**What to work on:** Your task is to output the listing word for word, with pictures excluded.

((

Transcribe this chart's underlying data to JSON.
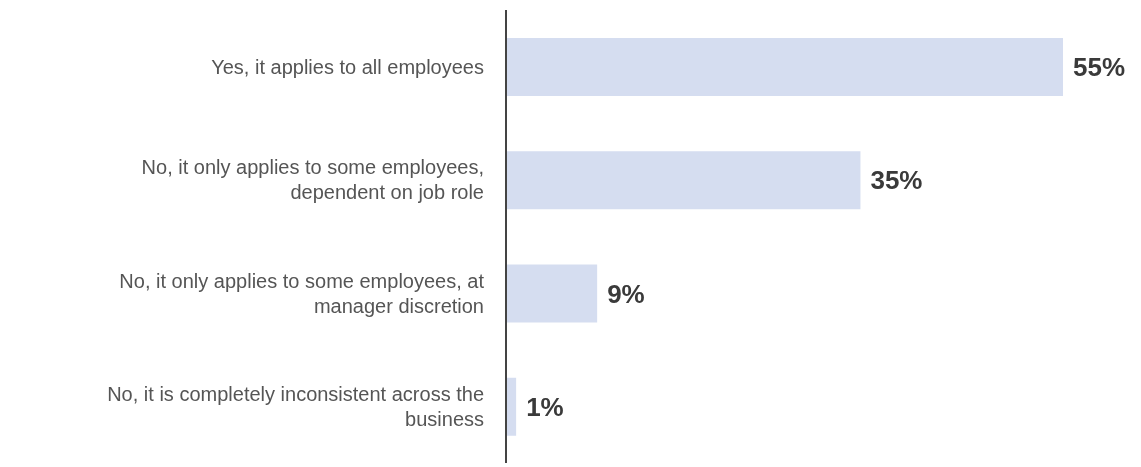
{
  "chart_data": {
    "type": "bar",
    "orientation": "horizontal",
    "categories": [
      "Yes, it applies to all employees",
      "No, it only applies to some employees, dependent on job role",
      "No, it only applies to some employees, at manager discretion",
      "No, it is completely inconsistent across the business"
    ],
    "values": [
      55,
      35,
      9,
      1
    ],
    "color": "#d5ddf0",
    "data_labels": true,
    "value_labels": [
      "55%",
      "35%",
      "9%",
      "1%"
    ],
    "legend": false,
    "grid": false
  }
}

))

**Exercise output:**
Transcribe this chart's underlying data to JSON.
{
  "chart_data": {
    "type": "bar",
    "orientation": "horizontal",
    "categories": [
      "Yes, it applies to all employees",
      "No, it only applies to some employees, dependent on job role",
      "No, it only applies to some employees, at manager discretion",
      "No, it is completely inconsistent across the business"
    ],
    "values": [
      55,
      35,
      9,
      1
    ],
    "color": "#d5ddf0",
    "data_labels": true,
    "value_labels": [
      "55%",
      "35%",
      "9%",
      "1%"
    ],
    "legend": false,
    "grid": false
  }
}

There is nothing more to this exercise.